WHAT TO PRODUCE: Write out every line of the material as it stands, apart from the pictures.

═══ RAW RECORDS ═══

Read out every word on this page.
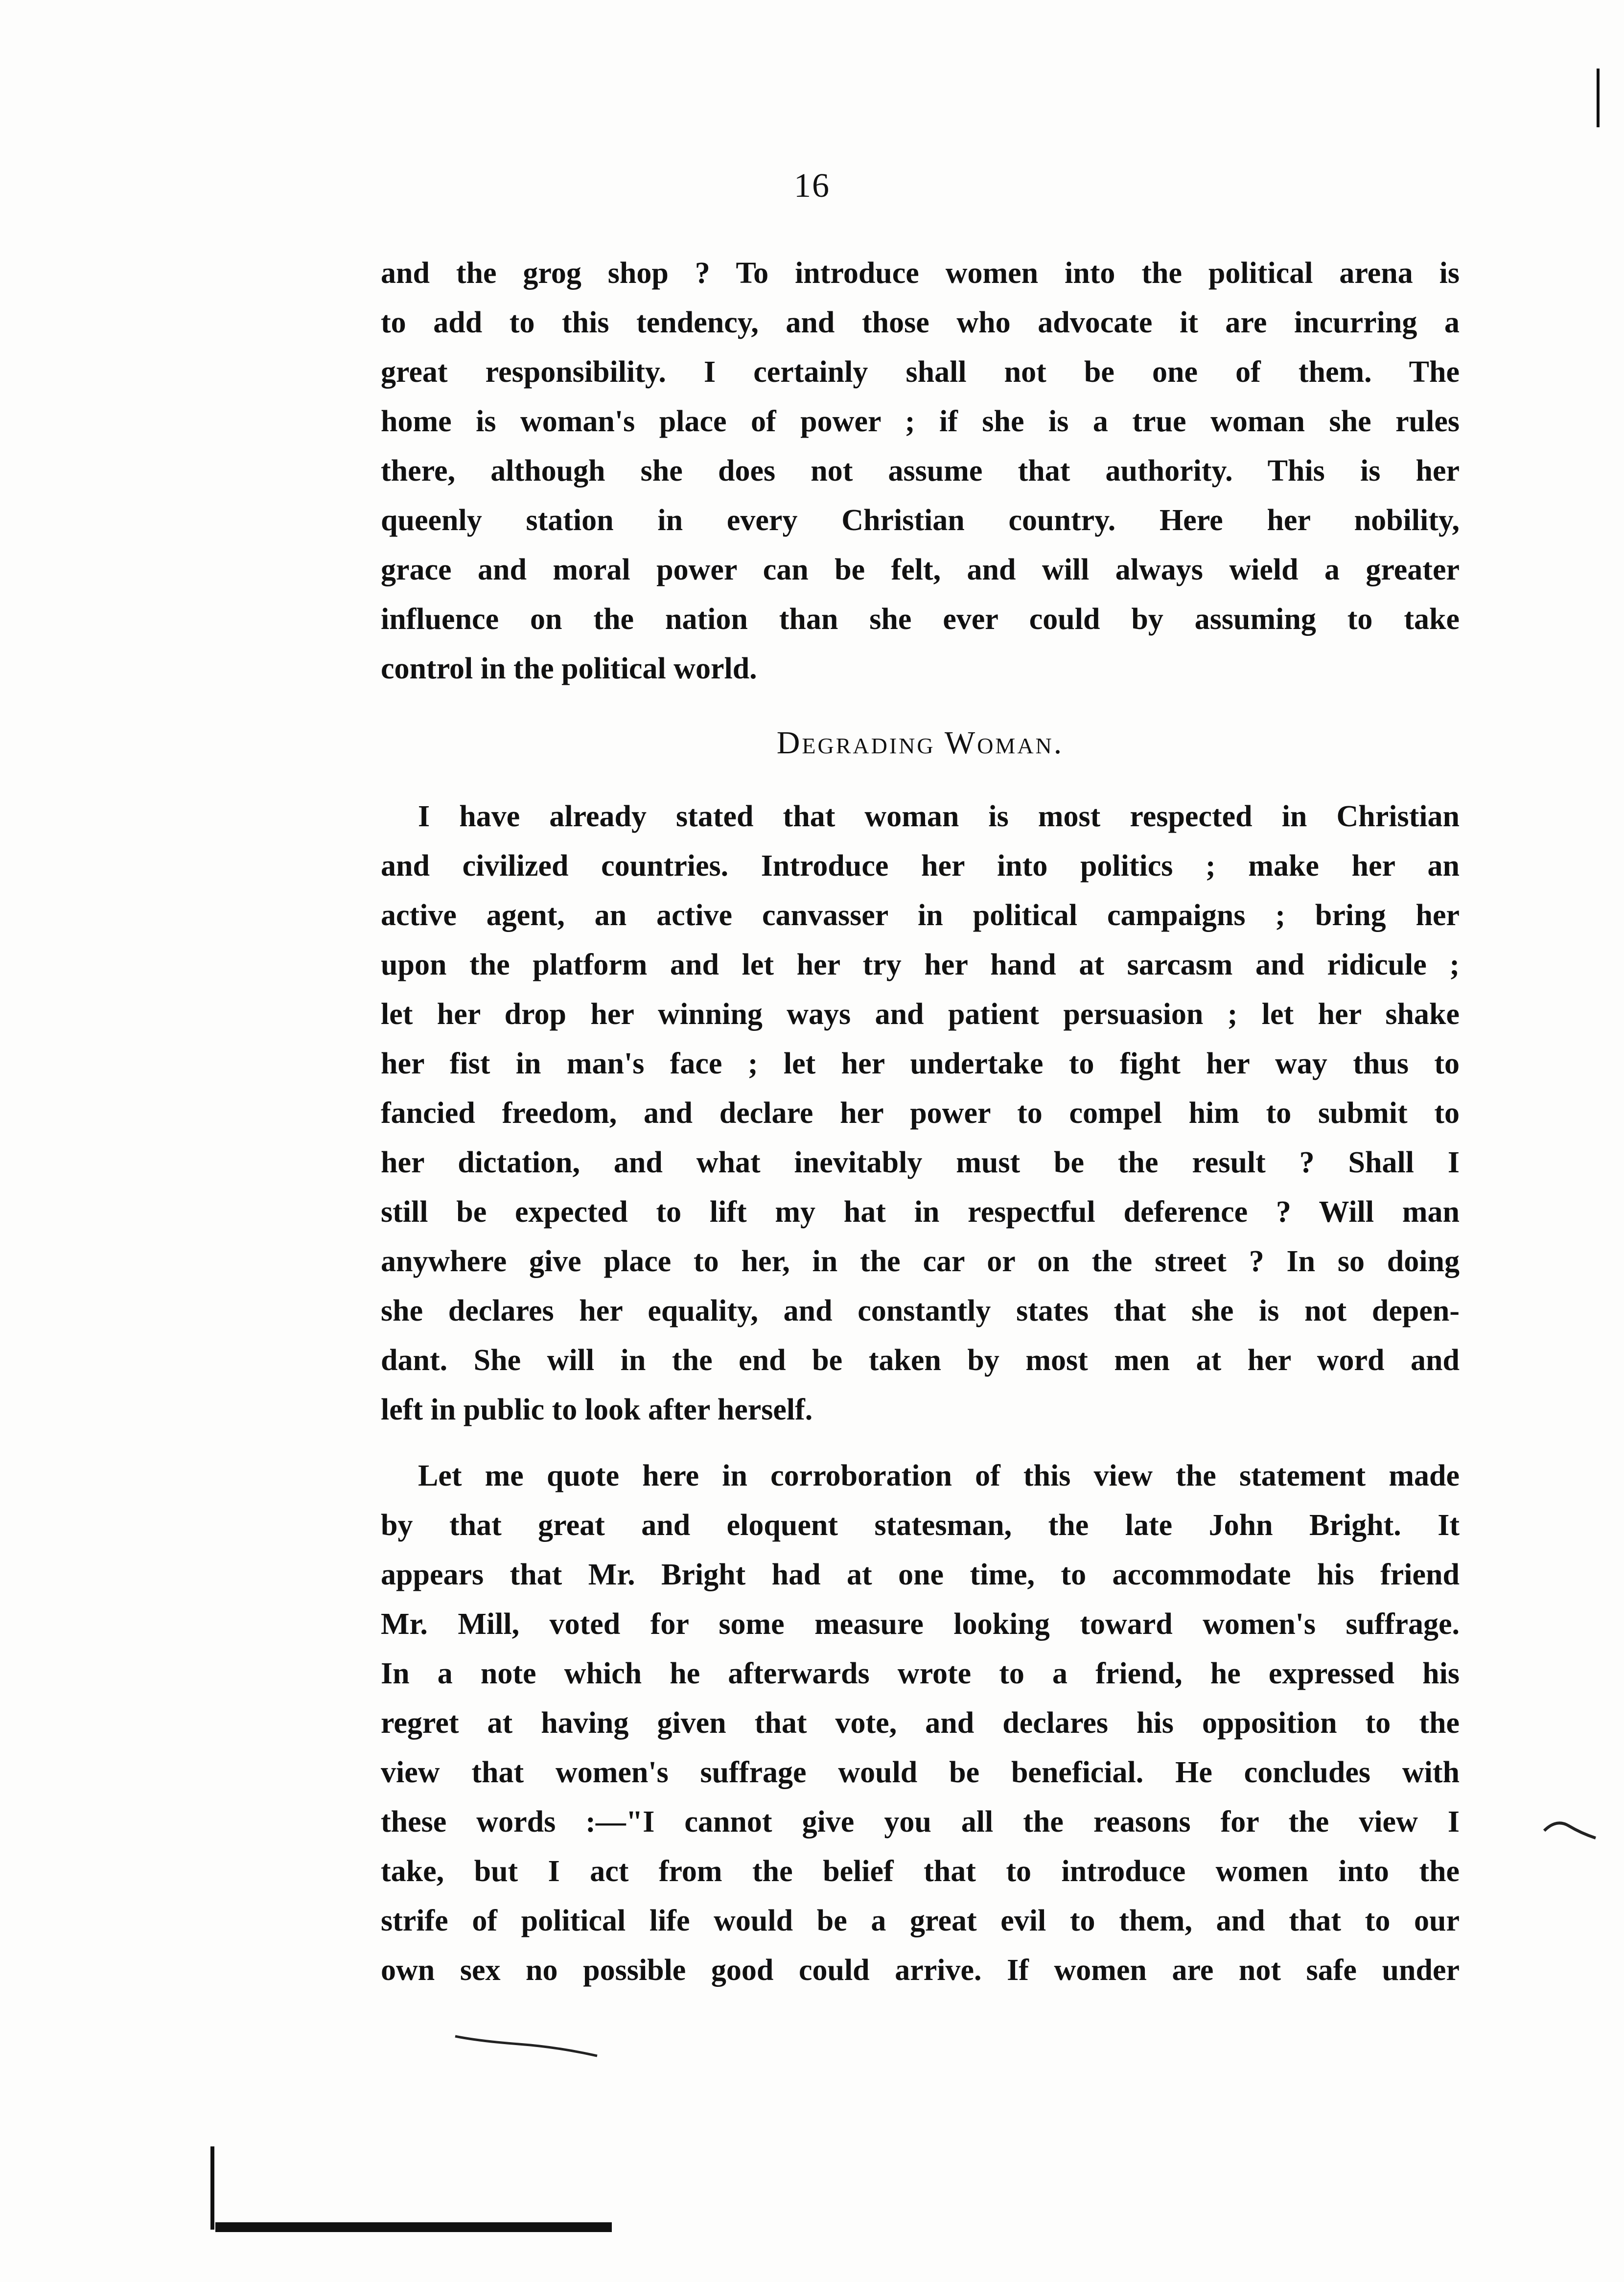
16
and the grog shop ? To introduce women into the political arena is
to add to this tendency, and those who advocate it are incurring a
great responsibility. I certainly shall not be one of them. The
home is woman's place of power ; if she is a true woman she rules
there, although she does not assume that authority. This is her
queenly station in every Christian country. Here her nobility,
grace and moral power can be felt, and will always wield a greater
influence on the nation than she ever could by assuming to take
control in the political world.
Degrading Woman.
I have already stated that woman is most respected in Christian
and civilized countries. Introduce her into politics ; make her an
active agent, an active canvasser in political campaigns ; bring her
upon the platform and let her try her hand at sarcasm and ridicule ;
let her drop her winning ways and patient persuasion ; let her shake
her fist in man's face ; let her undertake to fight her way thus to
fancied freedom, and declare her power to compel him to submit to
her dictation, and what inevitably must be the result ? Shall I
still be expected to lift my hat in respectful deference ? Will man
anywhere give place to her, in the car or on the street ? In so doing
she declares her equality, and constantly states that she is not depen-
dant. She will in the end be taken by most men at her word and
left in public to look after herself.
Let me quote here in corroboration of this view the statement made
by that great and eloquent statesman, the late John Bright. It
appears that Mr. Bright had at one time, to accommodate his friend
Mr. Mill, voted for some measure looking toward women's suffrage.
In a note which he afterwards wrote to a friend, he expressed his
regret at having given that vote, and declares his opposition to the
view that women's suffrage would be beneficial. He concludes with
these words :—"I cannot give you all the reasons for the view I
take, but I act from the belief that to introduce women into the
strife of political life would be a great evil to them, and that to our
own sex no possible good could arrive. If women are not safe under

═══

REPLY:
Read out every word on this page.
16
and the grog shop ? To introduce women into the political arena is
to add to this tendency, and those who advocate it are incurring a
great responsibility. I certainly shall not be one of them. The
home is woman's place of power ; if she is a true woman she rules
there, although she does not assume that authority. This is her
queenly station in every Christian country. Here her nobility,
grace and moral power can be felt, and will always wield a greater
influence on the nation than she ever could by assuming to take
control in the political world.
Degrading Woman.
I have already stated that woman is most respected in Christian
and civilized countries. Introduce her into politics ; make her an
active agent, an active canvasser in political campaigns ; bring her
upon the platform and let her try her hand at sarcasm and ridicule ;
let her drop her winning ways and patient persuasion ; let her shake
her fist in man's face ; let her undertake to fight her way thus to
fancied freedom, and declare her power to compel him to submit to
her dictation, and what inevitably must be the result ? Shall I
still be expected to lift my hat in respectful deference ? Will man
anywhere give place to her, in the car or on the street ? In so doing
she declares her equality, and constantly states that she is not depen-
dant. She will in the end be taken by most men at her word and
left in public to look after herself.
Let me quote here in corroboration of this view the statement made
by that great and eloquent statesman, the late John Bright. It
appears that Mr. Bright had at one time, to accommodate his friend
Mr. Mill, voted for some measure looking toward women's suffrage.
In a note which he afterwards wrote to a friend, he expressed his
regret at having given that vote, and declares his opposition to the
view that women's suffrage would be beneficial. He concludes with
these words :—"I cannot give you all the reasons for the view I
take, but I act from the belief that to introduce women into the
strife of political life would be a great evil to them, and that to our
own sex no possible good could arrive. If women are not safe under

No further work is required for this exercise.